● Texto do exercício
━━━━

Território e Poder em Paracatu - Parte II

Estudando as relações entre a comunidade paracatuense e a mineradora RPM/Kinross
Márcio José dos Santos

No artigo anterior, vimos como o poder burocrático das grandes empresas transnacionais se impõe, especialmente em países mais fracos, e se torna quase indestrutível. Outra abordagem sobre dominação é a teoria de poder e resistência, em Foucault. Foi esse intelectual francês quem pela primeira vez dissecou as entranhas do poder, para nos revelar seu duplo aspecto.

Para Foucault, o poder não é somente repressão, barreira ou proibição, porque se assim fosse ele não seria obedecido, não se manteria; isto só é possível porque o poder permeia a sociedade, organiza-se em rede de apoio e de penetração, incita, seduz, forma saber e produz discurso. Seu elemento fundamental é a produção da verdade, isto é, tudo que emana do poder é acolhido como verdade, e esta verdade circula ligada ao sistema, produzindo efeitos de poder.

Foucault combate a ideia de que o poder é emanado de determinado ponto, que exista algo que seja um poder, porque isso não possibilita entender grande número de fenômenos. Para ele, ninguém é o seu único titular; no entanto, ele se exerce em determinada direção; não se sabe quem o detém, mas se sabe quem não o possui, pois onde há poder ele se exerce; vê-se quem explora, quem lucra, quem governa, mas o poder é algo ainda mais difuso, permeando as relações.

Por dominação, Foucault não entende apenas a dominação de um sobre os outros, mas sobretudo as variadas formas de dominação que são exercidas na sociedade, como o sistema do direito e o campo judiciário. Ao analisar o poder é preciso, então, evitar a questão da soberania e da obediência dos indivíduos e fazer aparecer em seu lugar o problema da dominação e da sujeição.

Para isto, o poder deve ser captado em suas extre­midades, nas suas formas e instituições mais regionais e locais, principalmente no ponto em que, ultrapassando as regras de direito que o organizam e delimitam, ele se prolonga, penetra em institui­ções, corporifica-se em técnicas e se mune de instrumentos de inter­venção eventualmente violenta. Ele é algo que circula, que só funciona em cadeia, nunca está localizado aqui ou ali, nas mãos de alguns, mas funciona e se exerce em rede. Nas suas malhas os indivíduos não só circulam, mas estão sempre em posição de exercer este poder e de sofrer sua ação, como centros de transmissão.

━━━━

● Tarefas a realizar
[1] Responda às perguntas abaixo com base no texto sobre poder em Foucault.
(a) Qual é, para Foucault, o elemento fundamental do poder?
(b) Que formas de dominação exercidas na sociedade o texto dá como exemplo?
(c) Segundo o texto, de que modo o poder funciona e se exerce?
[2] Diga se cada afirmação abaixo está de acordo com o texto sobre poder em Foucault. Responda sim ou não e cite as palavras do texto que decidem.
(a) Para Foucault, o poder é somente repressão, barreira ou proibição.
(b) Para Foucault, ninguém é o único titular do poder.
(c) O texto afirma que o poder está localizado nas mãos de alguns.

● Trechos dos dados
━━━━

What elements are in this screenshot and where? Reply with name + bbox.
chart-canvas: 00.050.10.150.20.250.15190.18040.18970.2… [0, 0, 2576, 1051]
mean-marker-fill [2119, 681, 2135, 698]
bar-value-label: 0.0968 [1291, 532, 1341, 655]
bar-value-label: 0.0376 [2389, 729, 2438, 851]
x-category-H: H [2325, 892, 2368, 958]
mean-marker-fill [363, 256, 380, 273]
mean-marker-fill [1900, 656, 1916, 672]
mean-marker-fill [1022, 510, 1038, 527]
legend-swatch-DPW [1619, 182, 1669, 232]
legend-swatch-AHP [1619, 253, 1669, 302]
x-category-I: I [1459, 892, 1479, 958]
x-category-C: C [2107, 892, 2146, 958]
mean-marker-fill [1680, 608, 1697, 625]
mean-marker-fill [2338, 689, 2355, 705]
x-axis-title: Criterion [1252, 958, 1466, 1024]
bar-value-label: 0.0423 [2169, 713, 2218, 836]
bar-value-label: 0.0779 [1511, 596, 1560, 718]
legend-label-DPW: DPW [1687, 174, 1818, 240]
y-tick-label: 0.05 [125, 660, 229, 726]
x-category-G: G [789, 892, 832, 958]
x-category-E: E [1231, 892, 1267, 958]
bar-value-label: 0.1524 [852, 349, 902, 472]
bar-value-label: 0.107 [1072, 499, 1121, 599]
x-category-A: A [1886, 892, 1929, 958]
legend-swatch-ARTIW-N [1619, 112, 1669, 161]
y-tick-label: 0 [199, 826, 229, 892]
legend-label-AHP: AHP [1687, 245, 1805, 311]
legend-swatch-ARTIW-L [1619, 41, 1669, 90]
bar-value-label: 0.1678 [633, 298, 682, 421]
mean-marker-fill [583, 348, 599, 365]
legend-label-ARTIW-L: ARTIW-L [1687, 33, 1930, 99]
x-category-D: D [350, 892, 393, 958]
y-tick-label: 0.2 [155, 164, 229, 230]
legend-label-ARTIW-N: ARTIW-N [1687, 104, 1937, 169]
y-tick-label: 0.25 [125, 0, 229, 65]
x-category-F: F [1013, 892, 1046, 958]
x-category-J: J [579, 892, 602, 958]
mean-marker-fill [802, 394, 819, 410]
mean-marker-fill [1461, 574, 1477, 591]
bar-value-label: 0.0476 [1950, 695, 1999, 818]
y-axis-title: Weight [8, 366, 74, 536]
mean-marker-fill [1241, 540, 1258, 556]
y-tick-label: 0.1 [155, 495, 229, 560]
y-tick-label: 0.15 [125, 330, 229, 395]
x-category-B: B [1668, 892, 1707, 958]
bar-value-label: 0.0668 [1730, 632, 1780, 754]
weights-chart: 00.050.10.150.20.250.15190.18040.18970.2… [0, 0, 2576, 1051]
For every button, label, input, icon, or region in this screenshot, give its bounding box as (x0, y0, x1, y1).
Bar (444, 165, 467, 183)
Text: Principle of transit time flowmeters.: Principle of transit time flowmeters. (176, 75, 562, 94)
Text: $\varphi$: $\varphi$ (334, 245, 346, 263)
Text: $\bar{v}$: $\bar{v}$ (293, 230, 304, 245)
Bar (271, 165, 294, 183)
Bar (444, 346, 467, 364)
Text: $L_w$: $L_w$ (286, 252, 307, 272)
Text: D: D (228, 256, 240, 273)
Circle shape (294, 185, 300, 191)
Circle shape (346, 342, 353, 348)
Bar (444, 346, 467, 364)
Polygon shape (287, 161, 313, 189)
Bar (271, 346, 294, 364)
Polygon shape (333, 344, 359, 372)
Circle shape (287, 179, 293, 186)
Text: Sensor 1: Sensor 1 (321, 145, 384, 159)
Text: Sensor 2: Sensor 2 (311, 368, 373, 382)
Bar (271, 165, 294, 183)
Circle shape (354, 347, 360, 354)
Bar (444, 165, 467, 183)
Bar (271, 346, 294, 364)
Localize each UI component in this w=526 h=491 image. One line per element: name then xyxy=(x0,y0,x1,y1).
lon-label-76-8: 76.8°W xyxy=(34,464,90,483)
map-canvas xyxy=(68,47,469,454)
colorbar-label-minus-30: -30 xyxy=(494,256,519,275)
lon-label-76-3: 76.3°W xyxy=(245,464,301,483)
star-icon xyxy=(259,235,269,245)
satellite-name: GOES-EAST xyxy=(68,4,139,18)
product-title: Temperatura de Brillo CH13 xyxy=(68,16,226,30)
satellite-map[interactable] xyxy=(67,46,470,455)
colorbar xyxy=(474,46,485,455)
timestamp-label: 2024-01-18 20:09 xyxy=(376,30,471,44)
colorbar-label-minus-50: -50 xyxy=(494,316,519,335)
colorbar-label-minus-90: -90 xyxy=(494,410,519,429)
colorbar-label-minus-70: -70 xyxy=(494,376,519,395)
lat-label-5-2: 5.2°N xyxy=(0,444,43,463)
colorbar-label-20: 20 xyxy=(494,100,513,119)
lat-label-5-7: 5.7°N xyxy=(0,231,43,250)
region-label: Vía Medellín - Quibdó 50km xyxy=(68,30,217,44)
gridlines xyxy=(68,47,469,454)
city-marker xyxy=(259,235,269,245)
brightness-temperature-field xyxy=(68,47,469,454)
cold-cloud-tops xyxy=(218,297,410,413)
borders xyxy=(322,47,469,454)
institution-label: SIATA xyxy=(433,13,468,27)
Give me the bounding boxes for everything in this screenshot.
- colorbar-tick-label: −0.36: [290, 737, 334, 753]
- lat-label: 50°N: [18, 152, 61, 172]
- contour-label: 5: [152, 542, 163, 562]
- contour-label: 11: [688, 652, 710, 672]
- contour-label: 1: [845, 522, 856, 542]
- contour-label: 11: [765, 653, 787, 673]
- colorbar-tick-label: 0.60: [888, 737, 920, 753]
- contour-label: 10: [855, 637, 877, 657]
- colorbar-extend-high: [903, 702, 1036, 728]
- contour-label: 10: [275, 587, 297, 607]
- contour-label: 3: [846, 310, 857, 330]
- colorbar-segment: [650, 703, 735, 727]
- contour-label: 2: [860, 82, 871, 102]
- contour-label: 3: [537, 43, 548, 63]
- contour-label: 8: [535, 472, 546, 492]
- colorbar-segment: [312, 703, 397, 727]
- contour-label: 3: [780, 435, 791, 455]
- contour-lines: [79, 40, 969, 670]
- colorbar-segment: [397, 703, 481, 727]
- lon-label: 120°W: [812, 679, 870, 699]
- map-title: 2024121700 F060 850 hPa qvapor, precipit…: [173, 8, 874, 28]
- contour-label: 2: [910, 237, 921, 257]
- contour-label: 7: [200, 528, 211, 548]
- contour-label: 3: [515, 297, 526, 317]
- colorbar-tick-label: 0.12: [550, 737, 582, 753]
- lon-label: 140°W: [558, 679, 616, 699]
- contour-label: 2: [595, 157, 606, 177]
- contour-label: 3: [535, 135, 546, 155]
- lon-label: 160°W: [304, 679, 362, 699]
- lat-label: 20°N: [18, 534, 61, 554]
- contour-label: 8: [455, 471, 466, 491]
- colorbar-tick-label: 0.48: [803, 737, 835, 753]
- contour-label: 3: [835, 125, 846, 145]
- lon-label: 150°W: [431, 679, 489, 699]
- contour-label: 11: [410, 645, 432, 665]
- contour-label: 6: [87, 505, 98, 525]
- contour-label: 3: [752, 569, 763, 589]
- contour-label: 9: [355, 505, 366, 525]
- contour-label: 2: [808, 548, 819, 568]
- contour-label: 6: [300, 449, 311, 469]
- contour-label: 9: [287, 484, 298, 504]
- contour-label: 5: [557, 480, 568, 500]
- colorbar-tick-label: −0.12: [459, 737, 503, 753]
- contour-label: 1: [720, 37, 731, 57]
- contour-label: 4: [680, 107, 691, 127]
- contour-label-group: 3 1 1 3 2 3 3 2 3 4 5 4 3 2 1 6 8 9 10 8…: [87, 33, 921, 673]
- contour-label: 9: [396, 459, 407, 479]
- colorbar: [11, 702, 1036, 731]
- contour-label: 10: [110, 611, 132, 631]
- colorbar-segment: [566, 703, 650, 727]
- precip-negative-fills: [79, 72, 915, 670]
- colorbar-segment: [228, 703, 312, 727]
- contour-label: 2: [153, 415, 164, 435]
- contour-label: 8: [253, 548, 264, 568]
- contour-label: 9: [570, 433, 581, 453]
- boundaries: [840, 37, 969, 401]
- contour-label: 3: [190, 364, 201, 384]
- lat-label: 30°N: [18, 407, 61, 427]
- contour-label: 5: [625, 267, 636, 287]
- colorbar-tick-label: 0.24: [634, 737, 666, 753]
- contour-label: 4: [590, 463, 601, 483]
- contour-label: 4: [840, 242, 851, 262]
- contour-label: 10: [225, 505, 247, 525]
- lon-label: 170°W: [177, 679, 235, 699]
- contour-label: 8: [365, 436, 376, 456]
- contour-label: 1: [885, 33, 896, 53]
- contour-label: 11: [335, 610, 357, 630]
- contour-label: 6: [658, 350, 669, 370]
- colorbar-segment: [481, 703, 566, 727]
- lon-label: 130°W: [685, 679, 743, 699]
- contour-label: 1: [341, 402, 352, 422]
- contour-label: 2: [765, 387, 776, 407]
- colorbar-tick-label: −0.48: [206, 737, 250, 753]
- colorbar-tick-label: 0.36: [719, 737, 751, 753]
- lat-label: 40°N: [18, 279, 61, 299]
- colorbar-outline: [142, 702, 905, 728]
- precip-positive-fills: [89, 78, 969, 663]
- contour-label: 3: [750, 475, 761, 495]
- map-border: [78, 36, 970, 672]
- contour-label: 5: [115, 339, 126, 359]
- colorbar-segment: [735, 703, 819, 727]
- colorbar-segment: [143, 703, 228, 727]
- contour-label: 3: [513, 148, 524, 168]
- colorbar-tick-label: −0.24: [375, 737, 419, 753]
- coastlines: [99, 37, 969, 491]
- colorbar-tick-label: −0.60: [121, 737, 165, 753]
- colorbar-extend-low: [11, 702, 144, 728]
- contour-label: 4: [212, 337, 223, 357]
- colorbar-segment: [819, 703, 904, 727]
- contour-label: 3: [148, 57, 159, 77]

━━━━

● Respostas escritas
[1]
(a) A produção da verdade.
(b) O sistema do direito e o campo judiciário.
(c) Em rede.

[2]
(a) Não: "o poder não é somente repressão, barreira ou proibição".
(b) Sim: "ninguém é o seu único titular".
(c) Não: "nunca está localizado aqui ou ali, nas mãos de alguns".